Exercise. Among the entries below, find the lines with "pédale" and copy them.
-- Begin --
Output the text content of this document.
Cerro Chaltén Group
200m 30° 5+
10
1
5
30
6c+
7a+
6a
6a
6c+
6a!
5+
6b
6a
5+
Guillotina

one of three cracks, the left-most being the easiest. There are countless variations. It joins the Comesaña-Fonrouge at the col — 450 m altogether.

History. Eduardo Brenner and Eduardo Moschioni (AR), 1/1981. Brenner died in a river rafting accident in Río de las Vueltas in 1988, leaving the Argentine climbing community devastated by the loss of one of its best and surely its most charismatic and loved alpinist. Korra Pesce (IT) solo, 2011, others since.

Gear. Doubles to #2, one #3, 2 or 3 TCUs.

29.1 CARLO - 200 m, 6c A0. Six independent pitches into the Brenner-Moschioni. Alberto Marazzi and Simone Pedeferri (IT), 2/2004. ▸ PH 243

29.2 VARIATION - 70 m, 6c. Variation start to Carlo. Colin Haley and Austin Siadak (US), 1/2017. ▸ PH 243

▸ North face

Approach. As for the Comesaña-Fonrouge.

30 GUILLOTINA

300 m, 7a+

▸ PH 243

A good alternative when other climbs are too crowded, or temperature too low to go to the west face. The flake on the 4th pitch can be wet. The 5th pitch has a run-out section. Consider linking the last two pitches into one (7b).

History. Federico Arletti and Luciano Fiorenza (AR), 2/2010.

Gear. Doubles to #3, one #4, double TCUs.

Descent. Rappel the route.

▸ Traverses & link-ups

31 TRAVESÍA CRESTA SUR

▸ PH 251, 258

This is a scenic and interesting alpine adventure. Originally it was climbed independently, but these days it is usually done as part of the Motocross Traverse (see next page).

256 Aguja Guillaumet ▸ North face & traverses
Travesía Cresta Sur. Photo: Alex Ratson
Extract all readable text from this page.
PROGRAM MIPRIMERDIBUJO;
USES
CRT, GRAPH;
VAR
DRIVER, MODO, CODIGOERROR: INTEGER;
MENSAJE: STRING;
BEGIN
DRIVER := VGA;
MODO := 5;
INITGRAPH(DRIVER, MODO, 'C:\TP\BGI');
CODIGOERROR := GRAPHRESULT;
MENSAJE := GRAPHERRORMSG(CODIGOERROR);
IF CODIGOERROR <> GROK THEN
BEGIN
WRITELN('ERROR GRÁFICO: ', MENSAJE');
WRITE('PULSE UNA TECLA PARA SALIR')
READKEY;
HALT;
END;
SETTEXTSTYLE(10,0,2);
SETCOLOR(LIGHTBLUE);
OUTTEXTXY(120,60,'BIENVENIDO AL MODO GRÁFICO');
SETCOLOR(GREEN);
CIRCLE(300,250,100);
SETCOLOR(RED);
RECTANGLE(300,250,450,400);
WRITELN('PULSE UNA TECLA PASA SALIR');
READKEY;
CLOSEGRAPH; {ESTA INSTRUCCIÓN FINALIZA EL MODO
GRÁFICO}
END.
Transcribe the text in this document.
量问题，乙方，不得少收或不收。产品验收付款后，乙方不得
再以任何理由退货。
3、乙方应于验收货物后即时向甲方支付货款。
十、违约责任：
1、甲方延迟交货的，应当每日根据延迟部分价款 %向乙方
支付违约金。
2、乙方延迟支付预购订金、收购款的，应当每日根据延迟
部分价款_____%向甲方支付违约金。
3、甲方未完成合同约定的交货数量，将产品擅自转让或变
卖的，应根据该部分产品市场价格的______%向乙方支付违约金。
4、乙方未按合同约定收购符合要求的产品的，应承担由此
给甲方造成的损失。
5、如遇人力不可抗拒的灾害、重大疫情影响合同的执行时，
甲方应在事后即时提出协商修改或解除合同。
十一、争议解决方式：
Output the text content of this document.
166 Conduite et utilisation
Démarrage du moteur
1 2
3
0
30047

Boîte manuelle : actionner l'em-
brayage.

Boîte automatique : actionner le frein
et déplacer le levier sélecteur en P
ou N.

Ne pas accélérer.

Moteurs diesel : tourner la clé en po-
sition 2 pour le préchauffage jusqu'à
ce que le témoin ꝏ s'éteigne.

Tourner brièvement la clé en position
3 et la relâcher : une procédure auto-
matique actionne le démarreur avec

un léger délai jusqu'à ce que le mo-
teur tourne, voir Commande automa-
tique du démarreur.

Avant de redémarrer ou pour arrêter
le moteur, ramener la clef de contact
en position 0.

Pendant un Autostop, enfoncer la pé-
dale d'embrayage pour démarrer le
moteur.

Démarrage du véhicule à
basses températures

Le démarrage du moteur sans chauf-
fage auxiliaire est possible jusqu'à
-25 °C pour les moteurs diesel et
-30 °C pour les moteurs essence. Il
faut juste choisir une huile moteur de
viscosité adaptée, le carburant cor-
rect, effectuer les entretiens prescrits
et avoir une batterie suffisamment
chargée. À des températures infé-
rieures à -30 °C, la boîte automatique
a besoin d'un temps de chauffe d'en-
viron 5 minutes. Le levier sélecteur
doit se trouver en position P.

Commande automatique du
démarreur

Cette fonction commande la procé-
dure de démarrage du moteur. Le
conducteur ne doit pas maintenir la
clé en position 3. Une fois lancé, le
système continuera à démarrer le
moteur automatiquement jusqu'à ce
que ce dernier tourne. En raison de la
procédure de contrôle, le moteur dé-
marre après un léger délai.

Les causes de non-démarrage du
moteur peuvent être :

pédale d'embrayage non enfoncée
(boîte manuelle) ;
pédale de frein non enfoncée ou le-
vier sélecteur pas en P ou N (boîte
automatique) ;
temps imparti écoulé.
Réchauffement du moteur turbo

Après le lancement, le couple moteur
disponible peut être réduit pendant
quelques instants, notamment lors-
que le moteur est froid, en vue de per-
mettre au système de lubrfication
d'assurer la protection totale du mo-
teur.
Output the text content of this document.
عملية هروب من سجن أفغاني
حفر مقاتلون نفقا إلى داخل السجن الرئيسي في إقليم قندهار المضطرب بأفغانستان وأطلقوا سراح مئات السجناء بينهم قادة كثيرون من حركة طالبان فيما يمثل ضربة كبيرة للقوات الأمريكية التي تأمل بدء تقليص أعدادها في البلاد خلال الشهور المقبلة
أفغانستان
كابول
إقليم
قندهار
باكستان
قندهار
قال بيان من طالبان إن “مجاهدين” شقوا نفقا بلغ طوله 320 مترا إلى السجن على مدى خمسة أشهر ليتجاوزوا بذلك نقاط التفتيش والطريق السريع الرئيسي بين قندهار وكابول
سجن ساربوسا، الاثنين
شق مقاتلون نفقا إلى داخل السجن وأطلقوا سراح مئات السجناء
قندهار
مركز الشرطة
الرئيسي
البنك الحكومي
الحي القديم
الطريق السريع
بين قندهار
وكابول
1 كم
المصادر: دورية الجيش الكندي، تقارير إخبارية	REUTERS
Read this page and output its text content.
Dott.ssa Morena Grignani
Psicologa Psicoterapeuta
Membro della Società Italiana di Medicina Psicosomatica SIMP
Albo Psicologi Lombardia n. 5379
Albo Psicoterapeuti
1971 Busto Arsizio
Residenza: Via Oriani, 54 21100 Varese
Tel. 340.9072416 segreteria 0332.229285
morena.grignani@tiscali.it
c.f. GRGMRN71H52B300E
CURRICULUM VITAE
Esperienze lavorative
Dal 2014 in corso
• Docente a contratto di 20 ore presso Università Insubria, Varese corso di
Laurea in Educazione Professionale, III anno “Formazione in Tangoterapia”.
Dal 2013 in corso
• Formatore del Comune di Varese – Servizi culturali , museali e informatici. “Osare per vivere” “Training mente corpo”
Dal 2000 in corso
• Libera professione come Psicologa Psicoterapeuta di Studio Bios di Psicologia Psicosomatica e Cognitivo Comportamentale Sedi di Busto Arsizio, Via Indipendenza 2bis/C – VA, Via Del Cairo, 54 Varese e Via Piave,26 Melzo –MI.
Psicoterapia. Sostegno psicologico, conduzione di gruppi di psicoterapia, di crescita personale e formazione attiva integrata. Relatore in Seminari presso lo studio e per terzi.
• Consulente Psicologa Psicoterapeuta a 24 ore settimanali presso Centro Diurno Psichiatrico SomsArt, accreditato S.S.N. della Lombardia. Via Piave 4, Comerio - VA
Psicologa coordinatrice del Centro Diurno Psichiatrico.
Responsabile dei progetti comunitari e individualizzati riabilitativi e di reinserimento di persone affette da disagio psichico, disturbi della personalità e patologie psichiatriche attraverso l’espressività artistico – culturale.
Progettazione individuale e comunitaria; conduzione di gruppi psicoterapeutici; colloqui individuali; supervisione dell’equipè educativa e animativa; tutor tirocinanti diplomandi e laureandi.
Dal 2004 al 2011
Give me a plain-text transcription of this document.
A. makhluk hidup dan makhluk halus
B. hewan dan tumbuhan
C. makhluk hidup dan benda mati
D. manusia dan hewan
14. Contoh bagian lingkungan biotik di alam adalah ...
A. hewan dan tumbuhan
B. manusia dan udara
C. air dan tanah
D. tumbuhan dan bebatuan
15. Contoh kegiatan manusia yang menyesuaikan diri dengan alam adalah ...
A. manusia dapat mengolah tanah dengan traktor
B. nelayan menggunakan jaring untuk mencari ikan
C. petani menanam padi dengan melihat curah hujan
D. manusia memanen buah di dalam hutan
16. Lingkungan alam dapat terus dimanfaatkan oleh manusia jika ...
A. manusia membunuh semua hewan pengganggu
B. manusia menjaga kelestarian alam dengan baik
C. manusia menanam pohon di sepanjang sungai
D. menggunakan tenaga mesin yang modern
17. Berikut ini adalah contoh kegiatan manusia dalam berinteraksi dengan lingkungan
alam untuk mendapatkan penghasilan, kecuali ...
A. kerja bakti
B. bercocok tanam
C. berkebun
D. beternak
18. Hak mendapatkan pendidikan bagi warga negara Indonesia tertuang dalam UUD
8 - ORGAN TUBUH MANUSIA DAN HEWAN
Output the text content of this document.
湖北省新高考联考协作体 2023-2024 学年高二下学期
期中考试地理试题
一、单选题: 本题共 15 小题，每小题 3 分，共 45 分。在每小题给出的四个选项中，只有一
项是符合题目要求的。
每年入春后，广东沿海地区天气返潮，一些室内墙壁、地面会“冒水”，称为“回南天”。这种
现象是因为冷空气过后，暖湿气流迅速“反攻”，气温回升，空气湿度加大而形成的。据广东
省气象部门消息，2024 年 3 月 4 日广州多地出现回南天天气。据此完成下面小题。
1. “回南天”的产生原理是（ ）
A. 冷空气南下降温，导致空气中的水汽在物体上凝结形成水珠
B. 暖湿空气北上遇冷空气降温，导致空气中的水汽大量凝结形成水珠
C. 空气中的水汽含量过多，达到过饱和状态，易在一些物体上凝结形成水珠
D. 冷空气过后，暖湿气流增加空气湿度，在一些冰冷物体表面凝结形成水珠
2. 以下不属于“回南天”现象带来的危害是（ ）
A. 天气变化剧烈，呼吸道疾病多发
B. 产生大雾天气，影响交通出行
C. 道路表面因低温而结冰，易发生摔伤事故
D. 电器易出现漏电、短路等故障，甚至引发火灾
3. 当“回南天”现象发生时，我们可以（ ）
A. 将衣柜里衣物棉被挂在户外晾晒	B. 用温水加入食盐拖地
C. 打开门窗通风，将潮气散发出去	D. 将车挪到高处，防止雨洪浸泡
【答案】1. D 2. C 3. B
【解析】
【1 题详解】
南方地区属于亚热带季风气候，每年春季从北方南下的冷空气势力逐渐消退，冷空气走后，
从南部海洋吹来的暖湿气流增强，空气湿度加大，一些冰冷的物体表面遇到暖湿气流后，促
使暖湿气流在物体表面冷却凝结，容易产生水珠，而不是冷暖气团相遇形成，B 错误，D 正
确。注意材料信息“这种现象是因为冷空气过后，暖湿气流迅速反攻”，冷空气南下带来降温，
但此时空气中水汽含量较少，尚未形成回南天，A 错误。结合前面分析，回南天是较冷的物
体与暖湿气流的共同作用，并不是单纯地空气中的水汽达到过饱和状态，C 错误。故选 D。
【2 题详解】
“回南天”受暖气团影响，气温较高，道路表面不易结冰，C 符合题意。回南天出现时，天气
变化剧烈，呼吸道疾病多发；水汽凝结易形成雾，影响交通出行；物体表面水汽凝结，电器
-- End --
Exercise result.
pédale d'embrayage non enfoncée
pédale de frein non enfoncée ou le-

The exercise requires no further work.